### The problem
Please rewrite the items below, replacing "Point" with "Marker" wherever it occurs and leaving everything else unchanged.

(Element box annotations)
--

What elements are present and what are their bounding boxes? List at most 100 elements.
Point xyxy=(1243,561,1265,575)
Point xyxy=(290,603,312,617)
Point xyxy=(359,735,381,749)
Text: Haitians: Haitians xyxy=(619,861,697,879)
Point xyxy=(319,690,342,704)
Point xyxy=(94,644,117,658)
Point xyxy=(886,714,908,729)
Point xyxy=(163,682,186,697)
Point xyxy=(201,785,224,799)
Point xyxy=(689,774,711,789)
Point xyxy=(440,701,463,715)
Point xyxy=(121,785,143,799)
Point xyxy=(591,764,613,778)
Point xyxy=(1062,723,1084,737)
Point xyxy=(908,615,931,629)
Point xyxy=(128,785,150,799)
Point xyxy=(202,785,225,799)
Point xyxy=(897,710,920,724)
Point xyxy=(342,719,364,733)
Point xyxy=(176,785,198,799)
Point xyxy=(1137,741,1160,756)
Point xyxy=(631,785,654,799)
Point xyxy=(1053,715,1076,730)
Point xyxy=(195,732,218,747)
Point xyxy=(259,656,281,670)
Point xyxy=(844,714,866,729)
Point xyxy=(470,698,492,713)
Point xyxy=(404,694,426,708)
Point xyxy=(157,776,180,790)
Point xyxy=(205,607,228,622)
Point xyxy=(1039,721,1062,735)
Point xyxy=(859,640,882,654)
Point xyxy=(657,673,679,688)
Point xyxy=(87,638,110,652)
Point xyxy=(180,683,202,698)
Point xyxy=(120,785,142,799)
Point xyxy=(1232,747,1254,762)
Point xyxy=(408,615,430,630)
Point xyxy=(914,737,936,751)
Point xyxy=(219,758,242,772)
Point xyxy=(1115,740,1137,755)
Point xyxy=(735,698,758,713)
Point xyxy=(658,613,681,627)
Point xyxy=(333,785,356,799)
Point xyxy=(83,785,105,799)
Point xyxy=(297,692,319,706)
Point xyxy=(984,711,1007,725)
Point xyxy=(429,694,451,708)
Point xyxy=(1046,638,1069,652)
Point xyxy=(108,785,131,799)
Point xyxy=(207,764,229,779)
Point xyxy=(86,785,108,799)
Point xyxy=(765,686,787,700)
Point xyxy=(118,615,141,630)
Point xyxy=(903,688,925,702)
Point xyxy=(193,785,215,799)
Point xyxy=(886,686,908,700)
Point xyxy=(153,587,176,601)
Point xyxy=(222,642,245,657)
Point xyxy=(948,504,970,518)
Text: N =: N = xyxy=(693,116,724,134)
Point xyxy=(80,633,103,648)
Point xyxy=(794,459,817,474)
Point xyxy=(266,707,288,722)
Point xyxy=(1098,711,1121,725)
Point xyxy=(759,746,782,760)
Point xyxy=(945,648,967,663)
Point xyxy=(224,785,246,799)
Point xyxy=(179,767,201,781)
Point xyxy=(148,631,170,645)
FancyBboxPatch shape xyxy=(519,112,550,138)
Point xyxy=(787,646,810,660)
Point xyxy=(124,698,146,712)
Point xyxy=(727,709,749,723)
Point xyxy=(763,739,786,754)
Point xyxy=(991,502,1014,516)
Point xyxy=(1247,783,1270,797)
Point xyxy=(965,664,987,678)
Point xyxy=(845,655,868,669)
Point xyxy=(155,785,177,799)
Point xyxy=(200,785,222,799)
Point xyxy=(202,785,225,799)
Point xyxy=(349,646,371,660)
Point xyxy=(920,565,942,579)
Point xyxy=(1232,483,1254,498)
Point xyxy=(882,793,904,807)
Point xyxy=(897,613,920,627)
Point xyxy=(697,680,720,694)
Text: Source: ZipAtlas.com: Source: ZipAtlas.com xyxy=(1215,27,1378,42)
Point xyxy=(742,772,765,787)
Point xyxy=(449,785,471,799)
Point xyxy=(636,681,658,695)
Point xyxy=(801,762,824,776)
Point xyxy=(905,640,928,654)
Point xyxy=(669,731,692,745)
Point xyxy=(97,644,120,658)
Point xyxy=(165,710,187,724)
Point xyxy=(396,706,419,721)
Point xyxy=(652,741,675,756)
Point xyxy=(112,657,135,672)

--

### Answer to the problem
What elements are present and what are their bounding boxes? List at most 100 elements.
Marker xyxy=(1243,561,1265,575)
Marker xyxy=(290,603,312,617)
Marker xyxy=(359,735,381,749)
Text: Haitians: Haitians xyxy=(619,861,697,879)
Marker xyxy=(319,690,342,704)
Marker xyxy=(94,644,117,658)
Marker xyxy=(886,714,908,729)
Marker xyxy=(163,682,186,697)
Marker xyxy=(201,785,224,799)
Marker xyxy=(689,774,711,789)
Marker xyxy=(440,701,463,715)
Marker xyxy=(121,785,143,799)
Marker xyxy=(591,764,613,778)
Marker xyxy=(1062,723,1084,737)
Marker xyxy=(908,615,931,629)
Marker xyxy=(128,785,150,799)
Marker xyxy=(202,785,225,799)
Marker xyxy=(897,710,920,724)
Marker xyxy=(342,719,364,733)
Marker xyxy=(176,785,198,799)
Marker xyxy=(1137,741,1160,756)
Marker xyxy=(631,785,654,799)
Marker xyxy=(1053,715,1076,730)
Marker xyxy=(195,732,218,747)
Marker xyxy=(259,656,281,670)
Marker xyxy=(844,714,866,729)
Marker xyxy=(470,698,492,713)
Marker xyxy=(404,694,426,708)
Marker xyxy=(157,776,180,790)
Marker xyxy=(205,607,228,622)
Marker xyxy=(1039,721,1062,735)
Marker xyxy=(859,640,882,654)
Marker xyxy=(657,673,679,688)
Marker xyxy=(87,638,110,652)
Marker xyxy=(180,683,202,698)
Marker xyxy=(120,785,142,799)
Marker xyxy=(1232,747,1254,762)
Marker xyxy=(408,615,430,630)
Marker xyxy=(914,737,936,751)
Marker xyxy=(219,758,242,772)
Marker xyxy=(1115,740,1137,755)
Marker xyxy=(735,698,758,713)
Marker xyxy=(658,613,681,627)
Marker xyxy=(333,785,356,799)
Marker xyxy=(83,785,105,799)
Marker xyxy=(297,692,319,706)
Marker xyxy=(984,711,1007,725)
Marker xyxy=(429,694,451,708)
Marker xyxy=(1046,638,1069,652)
Marker xyxy=(108,785,131,799)
Marker xyxy=(207,764,229,779)
Marker xyxy=(86,785,108,799)
Marker xyxy=(765,686,787,700)
Marker xyxy=(118,615,141,630)
Marker xyxy=(903,688,925,702)
Marker xyxy=(193,785,215,799)
Marker xyxy=(886,686,908,700)
Marker xyxy=(153,587,176,601)
Marker xyxy=(222,642,245,657)
Marker xyxy=(948,504,970,518)
Text: N =: N = xyxy=(693,116,724,134)
Marker xyxy=(80,633,103,648)
Marker xyxy=(794,459,817,474)
Marker xyxy=(266,707,288,722)
Marker xyxy=(1098,711,1121,725)
Marker xyxy=(759,746,782,760)
Marker xyxy=(945,648,967,663)
Marker xyxy=(224,785,246,799)
Marker xyxy=(179,767,201,781)
Marker xyxy=(148,631,170,645)
FancyBboxPatch shape xyxy=(519,112,550,138)
Marker xyxy=(787,646,810,660)
Marker xyxy=(124,698,146,712)
Marker xyxy=(727,709,749,723)
Marker xyxy=(763,739,786,754)
Marker xyxy=(991,502,1014,516)
Marker xyxy=(1247,783,1270,797)
Marker xyxy=(965,664,987,678)
Marker xyxy=(845,655,868,669)
Marker xyxy=(155,785,177,799)
Marker xyxy=(200,785,222,799)
Marker xyxy=(202,785,225,799)
Marker xyxy=(349,646,371,660)
Marker xyxy=(920,565,942,579)
Marker xyxy=(1232,483,1254,498)
Marker xyxy=(882,793,904,807)
Marker xyxy=(897,613,920,627)
Marker xyxy=(697,680,720,694)
Text: Source: ZipAtlas.com: Source: ZipAtlas.com xyxy=(1215,27,1378,42)
Marker xyxy=(742,772,765,787)
Marker xyxy=(449,785,471,799)
Marker xyxy=(636,681,658,695)
Marker xyxy=(801,762,824,776)
Marker xyxy=(905,640,928,654)
Marker xyxy=(669,731,692,745)
Marker xyxy=(97,644,120,658)
Marker xyxy=(165,710,187,724)
Marker xyxy=(396,706,419,721)
Marker xyxy=(652,741,675,756)
Marker xyxy=(112,657,135,672)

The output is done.